▶ Entries with figure data
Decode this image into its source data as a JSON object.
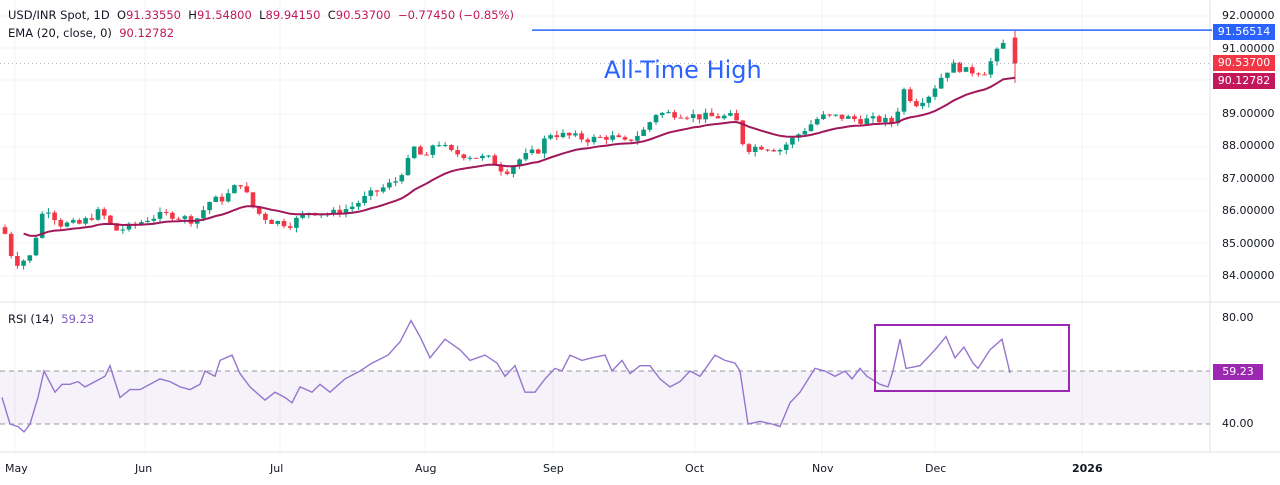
{
  "header": {
    "symbol": "USD/INR Spot, 1D",
    "open_label": "O",
    "open": "91.33550",
    "high_label": "H",
    "high": "91.54800",
    "low_label": "L",
    "low": "89.94150",
    "close_label": "C",
    "close": "90.53700",
    "change": "−0.77450 (−0.85%)",
    "ema_label": "EMA (20, close, 0)",
    "ema_value": "90.12782"
  },
  "annotation": "All-Time High",
  "rsi": {
    "label": "RSI (14)",
    "value": "59.23"
  },
  "price_tags": {
    "ath": {
      "text": "91.56514",
      "color": "#2962ff"
    },
    "close": {
      "text": "90.53700",
      "color": "#f23645"
    },
    "ema": {
      "text": "90.12782",
      "color": "#c2185b"
    },
    "rsi": {
      "text": "59.23",
      "color": "#9c27b0"
    }
  },
  "colors": {
    "up": "#089981",
    "down": "#f23645",
    "ema": "#a0185a",
    "rsi": "#9575cd",
    "ath_line": "#2962ff",
    "box": "#9c27b0"
  },
  "chart_data": [
    {
      "type": "candlestick",
      "title": "USD/INR Spot, 1D",
      "ylabel": "Price",
      "ylim": [
        83.6,
        92.2
      ],
      "y_ticks": [
        "92.00000",
        "91.00000",
        "90.00000",
        "89.00000",
        "88.00000",
        "87.00000",
        "86.00000",
        "85.00000",
        "84.00000"
      ],
      "x_ticks": [
        "May",
        "Jun",
        "Jul",
        "Aug",
        "Sep",
        "Oct",
        "Nov",
        "Dec",
        "2026"
      ],
      "horizontal_lines": [
        {
          "label": "All-Time High",
          "value": 91.56514
        }
      ],
      "series": [
        {
          "name": "EMA (20, close, 0)",
          "last": 90.12782
        },
        {
          "name": "USD/INR",
          "last_close": 90.537,
          "last_open": 91.3355,
          "last_high": 91.548,
          "last_low": 89.9415
        }
      ],
      "approx_close_path": [
        [
          "May",
          84.7
        ],
        [
          "Jun",
          85.7
        ],
        [
          "Jul",
          85.6
        ],
        [
          "Aug",
          87.8
        ],
        [
          "Sep",
          88.3
        ],
        [
          "Oct",
          88.9
        ],
        [
          "Nov",
          88.9
        ],
        [
          "Dec",
          90.4
        ],
        [
          "last",
          90.537
        ]
      ]
    },
    {
      "type": "line",
      "title": "RSI (14)",
      "ylim": [
        30,
        85
      ],
      "y_ticks": [
        "80.00",
        "40.00"
      ],
      "band": [
        40,
        60
      ],
      "last": 59.23,
      "annotation": "Rectangle highlighting RSI range in late Nov–Dec"
    }
  ]
}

▶ Directions for this task
Gather all lines where the word "Spot" appears.

▶ Reply
    "symbol": "USD/INR Spot, 1D",
      "title": "USD/INR Spot, 1D",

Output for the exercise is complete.